### GIVEN TASK
Whenever a line contains the string "your", copy it out of the entries.

--- BEGIN RECORDS SUPPLIED ---

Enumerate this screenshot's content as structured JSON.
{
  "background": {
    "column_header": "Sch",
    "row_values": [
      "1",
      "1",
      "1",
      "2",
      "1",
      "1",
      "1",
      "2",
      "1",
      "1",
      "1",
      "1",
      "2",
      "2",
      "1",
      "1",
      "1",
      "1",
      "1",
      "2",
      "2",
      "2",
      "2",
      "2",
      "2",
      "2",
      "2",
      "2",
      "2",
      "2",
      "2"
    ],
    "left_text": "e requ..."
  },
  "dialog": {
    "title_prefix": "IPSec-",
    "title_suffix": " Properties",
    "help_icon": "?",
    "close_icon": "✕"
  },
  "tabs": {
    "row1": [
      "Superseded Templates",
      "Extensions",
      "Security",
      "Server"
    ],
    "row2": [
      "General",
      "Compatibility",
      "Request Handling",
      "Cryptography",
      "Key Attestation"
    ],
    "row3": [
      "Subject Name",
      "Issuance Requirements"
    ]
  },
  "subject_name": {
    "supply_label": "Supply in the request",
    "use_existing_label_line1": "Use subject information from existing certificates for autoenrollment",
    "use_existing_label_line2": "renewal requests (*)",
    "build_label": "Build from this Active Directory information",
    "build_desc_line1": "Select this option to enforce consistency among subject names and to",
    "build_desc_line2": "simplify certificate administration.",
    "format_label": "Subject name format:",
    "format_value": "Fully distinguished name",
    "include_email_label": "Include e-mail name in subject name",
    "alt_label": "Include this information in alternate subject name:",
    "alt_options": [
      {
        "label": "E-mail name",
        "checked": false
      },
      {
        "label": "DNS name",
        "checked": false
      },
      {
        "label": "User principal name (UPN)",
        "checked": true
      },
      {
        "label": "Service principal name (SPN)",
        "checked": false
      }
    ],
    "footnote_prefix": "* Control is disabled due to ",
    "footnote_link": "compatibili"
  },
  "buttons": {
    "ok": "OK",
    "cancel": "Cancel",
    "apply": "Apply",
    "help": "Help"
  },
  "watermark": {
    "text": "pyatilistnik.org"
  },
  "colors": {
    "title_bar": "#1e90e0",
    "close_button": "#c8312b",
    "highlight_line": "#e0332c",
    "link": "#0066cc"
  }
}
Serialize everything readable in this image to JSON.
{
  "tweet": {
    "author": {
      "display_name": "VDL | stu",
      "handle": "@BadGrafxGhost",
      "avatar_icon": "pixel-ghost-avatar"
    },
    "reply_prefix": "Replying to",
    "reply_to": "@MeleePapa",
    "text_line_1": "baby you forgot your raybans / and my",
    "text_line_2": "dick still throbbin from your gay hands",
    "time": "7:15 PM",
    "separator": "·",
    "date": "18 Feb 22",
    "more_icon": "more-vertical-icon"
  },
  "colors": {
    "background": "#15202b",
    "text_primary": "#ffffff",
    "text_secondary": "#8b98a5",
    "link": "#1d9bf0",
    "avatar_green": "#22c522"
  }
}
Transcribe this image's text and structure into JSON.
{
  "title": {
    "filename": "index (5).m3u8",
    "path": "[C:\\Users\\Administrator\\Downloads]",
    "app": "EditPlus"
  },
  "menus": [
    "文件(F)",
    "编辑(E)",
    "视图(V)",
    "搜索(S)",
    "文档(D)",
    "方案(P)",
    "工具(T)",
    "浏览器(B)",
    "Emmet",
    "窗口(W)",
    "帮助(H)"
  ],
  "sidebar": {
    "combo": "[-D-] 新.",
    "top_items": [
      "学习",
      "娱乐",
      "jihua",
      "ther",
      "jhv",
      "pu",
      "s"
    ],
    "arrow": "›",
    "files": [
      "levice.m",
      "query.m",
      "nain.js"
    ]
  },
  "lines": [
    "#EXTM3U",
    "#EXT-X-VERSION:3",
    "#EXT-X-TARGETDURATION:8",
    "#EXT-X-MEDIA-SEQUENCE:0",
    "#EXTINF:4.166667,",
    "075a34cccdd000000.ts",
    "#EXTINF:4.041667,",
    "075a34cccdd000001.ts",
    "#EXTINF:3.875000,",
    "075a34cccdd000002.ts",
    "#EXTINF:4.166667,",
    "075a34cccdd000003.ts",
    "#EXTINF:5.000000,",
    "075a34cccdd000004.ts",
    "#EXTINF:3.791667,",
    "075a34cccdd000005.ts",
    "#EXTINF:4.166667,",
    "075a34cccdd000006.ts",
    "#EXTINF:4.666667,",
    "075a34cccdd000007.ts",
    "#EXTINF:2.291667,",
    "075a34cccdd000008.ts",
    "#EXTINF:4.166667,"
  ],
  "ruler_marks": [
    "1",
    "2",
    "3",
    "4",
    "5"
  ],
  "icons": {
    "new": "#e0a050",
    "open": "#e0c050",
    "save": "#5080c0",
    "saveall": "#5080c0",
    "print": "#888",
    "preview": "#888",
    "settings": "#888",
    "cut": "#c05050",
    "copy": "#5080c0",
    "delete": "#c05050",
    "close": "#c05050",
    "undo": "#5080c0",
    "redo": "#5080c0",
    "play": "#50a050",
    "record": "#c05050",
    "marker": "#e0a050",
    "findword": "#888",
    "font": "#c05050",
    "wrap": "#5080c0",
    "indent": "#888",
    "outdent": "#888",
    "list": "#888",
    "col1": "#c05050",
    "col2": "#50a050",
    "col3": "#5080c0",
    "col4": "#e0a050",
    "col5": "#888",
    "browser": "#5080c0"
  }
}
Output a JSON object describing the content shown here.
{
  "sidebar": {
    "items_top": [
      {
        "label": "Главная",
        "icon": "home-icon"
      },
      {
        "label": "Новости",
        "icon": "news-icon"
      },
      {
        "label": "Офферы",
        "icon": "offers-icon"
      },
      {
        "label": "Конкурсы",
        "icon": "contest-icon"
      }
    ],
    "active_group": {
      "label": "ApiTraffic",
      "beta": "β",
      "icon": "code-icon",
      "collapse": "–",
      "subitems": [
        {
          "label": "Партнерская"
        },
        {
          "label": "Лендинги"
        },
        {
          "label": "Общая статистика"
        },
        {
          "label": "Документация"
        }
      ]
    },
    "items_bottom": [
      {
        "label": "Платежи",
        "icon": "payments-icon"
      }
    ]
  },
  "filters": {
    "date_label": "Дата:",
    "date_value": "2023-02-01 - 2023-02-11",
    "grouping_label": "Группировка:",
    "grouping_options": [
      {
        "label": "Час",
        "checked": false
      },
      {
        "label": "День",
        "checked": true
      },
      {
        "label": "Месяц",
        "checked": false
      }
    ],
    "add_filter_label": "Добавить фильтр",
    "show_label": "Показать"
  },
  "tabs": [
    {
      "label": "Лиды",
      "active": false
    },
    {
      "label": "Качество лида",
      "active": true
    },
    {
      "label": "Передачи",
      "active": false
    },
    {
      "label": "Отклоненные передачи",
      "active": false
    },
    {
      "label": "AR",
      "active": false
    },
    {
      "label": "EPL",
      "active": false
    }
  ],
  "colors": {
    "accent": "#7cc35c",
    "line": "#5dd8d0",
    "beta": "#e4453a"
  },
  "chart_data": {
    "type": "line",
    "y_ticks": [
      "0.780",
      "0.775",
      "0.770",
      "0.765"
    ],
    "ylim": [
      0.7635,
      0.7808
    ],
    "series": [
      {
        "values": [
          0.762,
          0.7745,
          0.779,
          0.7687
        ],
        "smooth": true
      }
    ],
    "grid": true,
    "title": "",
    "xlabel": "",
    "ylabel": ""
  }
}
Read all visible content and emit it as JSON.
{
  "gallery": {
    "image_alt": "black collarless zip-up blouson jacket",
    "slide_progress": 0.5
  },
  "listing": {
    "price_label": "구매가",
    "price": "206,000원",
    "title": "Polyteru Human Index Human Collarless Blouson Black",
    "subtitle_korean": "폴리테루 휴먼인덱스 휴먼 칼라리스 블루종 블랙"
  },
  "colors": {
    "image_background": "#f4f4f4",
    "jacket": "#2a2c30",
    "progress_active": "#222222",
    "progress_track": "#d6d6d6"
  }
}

--- END RECORDS SUPPLIED ---

### RESPONSE TO THE EXERCISE
    "text_line_1": "baby you forgot your raybans / and my",
    "text_line_2": "dick still throbbin from your gay hands",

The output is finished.